What is being asked:
Your task is to transcribe all of the records exactly and leave out the pictures.

(Some records)
=-=-=-=-=
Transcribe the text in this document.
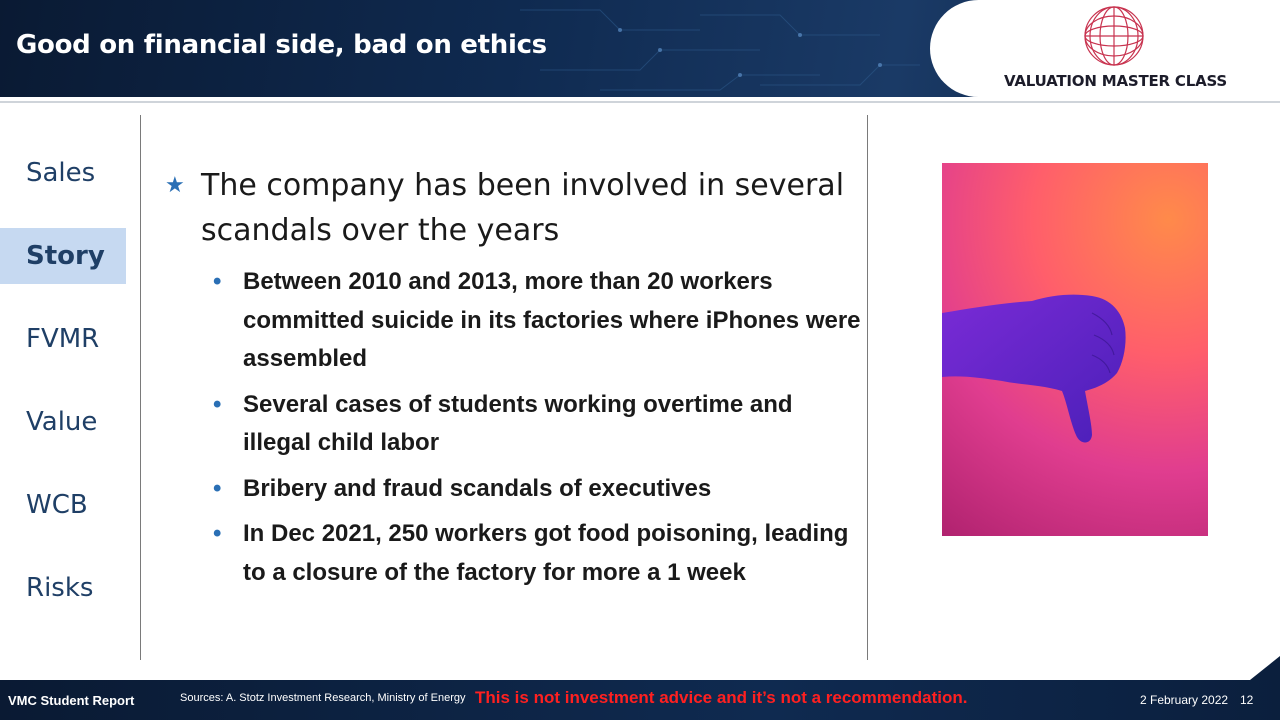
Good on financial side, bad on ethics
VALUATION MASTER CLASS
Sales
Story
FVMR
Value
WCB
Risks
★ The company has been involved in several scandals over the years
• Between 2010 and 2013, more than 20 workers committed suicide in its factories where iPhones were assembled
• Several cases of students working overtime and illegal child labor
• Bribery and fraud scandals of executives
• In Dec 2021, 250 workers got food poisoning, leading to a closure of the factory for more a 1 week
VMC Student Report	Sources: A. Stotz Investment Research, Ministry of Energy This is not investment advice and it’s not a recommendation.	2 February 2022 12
=-=-=-=-=
Written solution:
Transcribe the text in this document.
Good on financial side, bad on ethics
VALUATION MASTER CLASS
Sales
Story
FVMR
Value
WCB
Risks
★ The company has been involved in several scandals over the years
• Between 2010 and 2013, more than 20 workers committed suicide in its factories where iPhones were assembled
• Several cases of students working overtime and illegal child labor
• Bribery and fraud scandals of executives
• In Dec 2021, 250 workers got food poisoning, leading to a closure of the factory for more a 1 week
VMC Student Report	Sources: A. Stotz Investment Research, Ministry of Energy This is not investment advice and it’s not a recommendation.	2 February 2022 12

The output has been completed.